Exercise goal: Single out the lines that include the word "document". Copy them.

Supplied records:
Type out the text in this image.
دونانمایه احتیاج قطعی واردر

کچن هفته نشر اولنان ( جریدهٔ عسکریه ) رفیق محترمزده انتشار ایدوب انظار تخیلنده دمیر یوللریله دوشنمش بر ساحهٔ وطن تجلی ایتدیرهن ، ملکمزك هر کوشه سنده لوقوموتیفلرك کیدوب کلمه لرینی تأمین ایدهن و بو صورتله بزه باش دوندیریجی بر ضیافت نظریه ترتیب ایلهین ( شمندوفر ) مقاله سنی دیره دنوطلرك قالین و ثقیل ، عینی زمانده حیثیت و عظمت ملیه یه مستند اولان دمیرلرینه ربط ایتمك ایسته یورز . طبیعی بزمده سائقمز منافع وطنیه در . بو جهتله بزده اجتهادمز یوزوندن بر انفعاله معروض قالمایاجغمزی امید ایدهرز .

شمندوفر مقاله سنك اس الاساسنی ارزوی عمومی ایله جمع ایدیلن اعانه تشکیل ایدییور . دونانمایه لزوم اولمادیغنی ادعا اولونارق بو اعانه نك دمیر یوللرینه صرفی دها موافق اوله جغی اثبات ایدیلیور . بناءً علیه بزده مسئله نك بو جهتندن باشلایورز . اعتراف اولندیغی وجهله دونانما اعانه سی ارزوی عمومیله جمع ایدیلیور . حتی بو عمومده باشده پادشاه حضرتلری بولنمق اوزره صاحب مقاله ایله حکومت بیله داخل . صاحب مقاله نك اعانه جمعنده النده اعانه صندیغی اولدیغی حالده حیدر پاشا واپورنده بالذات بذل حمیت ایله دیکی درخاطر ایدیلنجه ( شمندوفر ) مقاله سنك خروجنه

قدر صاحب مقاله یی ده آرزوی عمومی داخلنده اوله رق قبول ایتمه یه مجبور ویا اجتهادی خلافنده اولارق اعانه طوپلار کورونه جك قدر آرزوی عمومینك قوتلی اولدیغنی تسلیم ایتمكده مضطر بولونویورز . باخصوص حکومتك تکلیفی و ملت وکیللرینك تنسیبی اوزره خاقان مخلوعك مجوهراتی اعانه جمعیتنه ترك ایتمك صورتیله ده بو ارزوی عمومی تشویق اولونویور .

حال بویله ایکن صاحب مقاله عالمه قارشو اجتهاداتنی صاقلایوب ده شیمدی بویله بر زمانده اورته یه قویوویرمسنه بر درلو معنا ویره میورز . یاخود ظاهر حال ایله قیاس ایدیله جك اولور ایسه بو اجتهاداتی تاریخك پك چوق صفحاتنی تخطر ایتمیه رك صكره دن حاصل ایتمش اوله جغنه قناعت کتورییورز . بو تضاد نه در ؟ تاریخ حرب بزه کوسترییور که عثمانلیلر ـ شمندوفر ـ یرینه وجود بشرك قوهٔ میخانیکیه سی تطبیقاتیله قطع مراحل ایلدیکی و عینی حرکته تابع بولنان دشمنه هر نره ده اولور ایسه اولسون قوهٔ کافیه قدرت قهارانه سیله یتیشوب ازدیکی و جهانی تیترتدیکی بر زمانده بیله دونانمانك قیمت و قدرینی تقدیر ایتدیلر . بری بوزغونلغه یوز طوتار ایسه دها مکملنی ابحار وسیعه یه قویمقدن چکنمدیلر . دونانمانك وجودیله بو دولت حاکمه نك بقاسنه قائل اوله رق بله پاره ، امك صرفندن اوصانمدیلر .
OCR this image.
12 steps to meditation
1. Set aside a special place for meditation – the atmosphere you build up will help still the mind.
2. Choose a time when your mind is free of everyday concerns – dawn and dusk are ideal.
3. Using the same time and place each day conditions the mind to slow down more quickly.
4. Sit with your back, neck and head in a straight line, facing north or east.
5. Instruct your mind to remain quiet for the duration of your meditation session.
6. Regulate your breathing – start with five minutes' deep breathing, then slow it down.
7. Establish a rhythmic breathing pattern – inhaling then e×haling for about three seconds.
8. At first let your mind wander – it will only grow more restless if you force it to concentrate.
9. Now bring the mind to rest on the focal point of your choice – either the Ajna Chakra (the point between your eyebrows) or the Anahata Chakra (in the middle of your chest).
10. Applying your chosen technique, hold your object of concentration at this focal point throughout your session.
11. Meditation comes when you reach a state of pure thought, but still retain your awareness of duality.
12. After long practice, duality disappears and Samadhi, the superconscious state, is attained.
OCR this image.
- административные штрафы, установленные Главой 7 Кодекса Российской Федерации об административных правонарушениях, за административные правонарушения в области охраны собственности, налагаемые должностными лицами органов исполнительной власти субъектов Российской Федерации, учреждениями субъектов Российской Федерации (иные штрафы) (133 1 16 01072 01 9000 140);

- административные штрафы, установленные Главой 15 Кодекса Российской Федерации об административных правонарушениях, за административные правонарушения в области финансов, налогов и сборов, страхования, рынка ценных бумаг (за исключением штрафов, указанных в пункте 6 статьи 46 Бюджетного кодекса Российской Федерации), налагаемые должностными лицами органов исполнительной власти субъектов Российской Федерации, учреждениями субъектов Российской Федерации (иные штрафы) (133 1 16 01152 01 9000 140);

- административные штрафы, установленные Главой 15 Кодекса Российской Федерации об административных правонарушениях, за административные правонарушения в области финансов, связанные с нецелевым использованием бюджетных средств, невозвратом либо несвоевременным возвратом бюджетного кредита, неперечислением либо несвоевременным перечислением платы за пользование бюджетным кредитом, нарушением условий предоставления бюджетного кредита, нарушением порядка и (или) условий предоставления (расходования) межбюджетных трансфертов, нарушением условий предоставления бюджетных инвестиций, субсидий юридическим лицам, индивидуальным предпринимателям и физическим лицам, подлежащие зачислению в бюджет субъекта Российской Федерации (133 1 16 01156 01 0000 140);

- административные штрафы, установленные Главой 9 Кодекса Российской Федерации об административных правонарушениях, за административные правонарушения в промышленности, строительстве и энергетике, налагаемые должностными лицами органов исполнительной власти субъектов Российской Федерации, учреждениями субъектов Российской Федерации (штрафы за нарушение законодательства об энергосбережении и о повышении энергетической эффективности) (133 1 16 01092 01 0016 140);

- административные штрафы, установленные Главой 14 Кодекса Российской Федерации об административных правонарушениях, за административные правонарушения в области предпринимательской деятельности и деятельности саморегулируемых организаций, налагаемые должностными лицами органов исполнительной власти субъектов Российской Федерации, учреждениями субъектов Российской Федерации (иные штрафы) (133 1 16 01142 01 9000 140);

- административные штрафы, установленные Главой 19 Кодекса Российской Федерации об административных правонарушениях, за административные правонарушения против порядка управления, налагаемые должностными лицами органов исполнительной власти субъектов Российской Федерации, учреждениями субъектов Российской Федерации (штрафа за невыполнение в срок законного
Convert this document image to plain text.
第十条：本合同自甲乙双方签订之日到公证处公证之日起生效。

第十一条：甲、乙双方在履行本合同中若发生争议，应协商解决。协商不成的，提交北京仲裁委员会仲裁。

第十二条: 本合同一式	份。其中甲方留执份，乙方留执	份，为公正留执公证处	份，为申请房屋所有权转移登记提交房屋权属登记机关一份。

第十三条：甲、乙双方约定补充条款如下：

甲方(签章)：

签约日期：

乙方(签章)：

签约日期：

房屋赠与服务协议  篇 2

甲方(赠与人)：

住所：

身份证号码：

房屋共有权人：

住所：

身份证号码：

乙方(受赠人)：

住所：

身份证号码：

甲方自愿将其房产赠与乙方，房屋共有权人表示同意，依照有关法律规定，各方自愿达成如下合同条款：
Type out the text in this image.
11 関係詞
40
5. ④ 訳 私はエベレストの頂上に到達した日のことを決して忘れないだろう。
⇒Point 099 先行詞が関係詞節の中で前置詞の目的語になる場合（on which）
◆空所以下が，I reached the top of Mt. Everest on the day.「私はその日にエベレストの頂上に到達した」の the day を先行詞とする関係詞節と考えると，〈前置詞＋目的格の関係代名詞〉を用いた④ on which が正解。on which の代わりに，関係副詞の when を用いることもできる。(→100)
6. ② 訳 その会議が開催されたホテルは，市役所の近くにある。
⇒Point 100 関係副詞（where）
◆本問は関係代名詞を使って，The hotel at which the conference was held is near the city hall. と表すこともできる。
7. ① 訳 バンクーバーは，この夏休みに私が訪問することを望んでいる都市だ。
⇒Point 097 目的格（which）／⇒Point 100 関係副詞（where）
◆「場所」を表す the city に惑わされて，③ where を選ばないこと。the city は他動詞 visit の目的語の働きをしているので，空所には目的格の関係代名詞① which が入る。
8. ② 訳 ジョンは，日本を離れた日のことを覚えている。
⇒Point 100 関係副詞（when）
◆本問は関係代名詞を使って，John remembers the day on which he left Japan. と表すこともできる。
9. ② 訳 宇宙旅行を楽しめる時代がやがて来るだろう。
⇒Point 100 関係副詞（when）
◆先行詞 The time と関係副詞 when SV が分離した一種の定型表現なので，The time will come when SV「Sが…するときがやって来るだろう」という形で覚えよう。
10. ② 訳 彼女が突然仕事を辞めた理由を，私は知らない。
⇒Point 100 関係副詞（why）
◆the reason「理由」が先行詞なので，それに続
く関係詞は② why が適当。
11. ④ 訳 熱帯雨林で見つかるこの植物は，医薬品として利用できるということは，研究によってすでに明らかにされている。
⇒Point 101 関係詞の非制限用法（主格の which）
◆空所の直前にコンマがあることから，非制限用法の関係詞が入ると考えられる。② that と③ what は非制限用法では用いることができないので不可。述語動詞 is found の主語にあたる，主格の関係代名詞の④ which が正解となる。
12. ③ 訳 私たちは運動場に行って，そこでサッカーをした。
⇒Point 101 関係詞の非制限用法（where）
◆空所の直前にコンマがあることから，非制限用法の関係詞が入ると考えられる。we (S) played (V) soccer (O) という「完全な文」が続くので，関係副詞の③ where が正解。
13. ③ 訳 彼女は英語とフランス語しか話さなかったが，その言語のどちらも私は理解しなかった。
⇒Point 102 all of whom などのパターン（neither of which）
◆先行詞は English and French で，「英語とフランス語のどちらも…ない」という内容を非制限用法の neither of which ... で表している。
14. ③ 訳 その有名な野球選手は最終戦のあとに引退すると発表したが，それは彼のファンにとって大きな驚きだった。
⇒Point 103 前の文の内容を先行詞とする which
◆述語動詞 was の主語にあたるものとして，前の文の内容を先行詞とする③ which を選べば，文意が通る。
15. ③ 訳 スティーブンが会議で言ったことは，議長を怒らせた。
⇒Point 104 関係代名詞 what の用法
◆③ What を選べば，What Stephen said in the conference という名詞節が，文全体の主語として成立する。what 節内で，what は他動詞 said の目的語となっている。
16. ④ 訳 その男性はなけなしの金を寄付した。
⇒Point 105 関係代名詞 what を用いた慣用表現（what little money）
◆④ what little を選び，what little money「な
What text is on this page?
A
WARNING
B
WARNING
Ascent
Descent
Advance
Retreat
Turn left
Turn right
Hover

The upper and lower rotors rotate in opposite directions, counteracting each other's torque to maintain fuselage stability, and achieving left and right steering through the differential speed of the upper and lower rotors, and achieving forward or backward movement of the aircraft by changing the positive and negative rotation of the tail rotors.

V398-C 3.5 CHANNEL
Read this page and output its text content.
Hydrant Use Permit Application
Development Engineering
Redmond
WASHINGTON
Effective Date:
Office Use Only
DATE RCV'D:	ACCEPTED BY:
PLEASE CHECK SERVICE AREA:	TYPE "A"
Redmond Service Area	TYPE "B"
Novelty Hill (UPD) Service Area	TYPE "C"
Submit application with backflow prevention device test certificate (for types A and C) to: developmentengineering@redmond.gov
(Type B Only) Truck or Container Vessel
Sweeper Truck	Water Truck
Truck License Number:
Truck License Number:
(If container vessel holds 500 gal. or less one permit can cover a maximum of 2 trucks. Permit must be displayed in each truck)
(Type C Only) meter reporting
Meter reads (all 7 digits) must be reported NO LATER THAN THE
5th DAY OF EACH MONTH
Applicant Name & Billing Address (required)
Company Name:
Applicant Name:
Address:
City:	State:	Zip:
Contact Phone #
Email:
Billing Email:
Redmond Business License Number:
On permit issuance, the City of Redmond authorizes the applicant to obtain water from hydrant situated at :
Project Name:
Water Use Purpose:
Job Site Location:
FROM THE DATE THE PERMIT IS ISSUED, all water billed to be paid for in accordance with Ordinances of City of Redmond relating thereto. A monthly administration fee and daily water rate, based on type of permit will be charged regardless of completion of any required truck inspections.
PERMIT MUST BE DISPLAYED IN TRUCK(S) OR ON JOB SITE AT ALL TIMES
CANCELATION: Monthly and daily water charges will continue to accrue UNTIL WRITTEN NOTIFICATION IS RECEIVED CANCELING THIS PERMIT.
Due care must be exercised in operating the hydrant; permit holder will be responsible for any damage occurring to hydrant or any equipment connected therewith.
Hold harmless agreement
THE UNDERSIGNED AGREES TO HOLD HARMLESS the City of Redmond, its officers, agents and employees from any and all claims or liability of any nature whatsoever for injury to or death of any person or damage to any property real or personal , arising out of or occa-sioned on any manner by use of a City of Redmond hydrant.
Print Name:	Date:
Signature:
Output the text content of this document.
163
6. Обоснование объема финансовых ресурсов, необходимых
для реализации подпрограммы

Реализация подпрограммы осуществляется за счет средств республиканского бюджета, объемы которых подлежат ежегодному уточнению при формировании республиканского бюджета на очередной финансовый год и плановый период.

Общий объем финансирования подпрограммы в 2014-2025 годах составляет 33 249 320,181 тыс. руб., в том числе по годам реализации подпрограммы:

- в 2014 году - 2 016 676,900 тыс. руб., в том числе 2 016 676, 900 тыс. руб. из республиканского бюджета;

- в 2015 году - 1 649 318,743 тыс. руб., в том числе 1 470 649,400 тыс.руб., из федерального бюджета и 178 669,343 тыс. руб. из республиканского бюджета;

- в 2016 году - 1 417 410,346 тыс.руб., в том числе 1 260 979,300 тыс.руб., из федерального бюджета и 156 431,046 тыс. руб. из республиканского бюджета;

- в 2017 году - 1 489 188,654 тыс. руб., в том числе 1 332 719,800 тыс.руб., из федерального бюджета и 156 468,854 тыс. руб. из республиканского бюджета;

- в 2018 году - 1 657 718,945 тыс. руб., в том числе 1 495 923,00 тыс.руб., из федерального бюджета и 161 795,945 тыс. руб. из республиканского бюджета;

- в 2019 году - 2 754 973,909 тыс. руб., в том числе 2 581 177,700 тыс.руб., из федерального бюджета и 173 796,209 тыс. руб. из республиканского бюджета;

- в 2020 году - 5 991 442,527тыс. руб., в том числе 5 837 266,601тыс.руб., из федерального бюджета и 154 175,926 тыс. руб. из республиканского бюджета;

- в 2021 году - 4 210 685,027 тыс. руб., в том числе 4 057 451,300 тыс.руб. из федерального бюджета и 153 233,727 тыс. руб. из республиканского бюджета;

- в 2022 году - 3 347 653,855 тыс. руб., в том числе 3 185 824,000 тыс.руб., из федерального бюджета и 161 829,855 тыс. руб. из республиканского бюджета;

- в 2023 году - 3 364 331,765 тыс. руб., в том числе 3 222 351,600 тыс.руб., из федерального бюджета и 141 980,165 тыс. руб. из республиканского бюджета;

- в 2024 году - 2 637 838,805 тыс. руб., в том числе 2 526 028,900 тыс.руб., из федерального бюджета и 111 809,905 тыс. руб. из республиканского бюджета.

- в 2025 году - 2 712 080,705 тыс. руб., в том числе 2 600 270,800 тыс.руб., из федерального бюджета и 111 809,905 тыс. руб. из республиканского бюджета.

In response:
Convert this document image to plain text.
Output the text content of this document.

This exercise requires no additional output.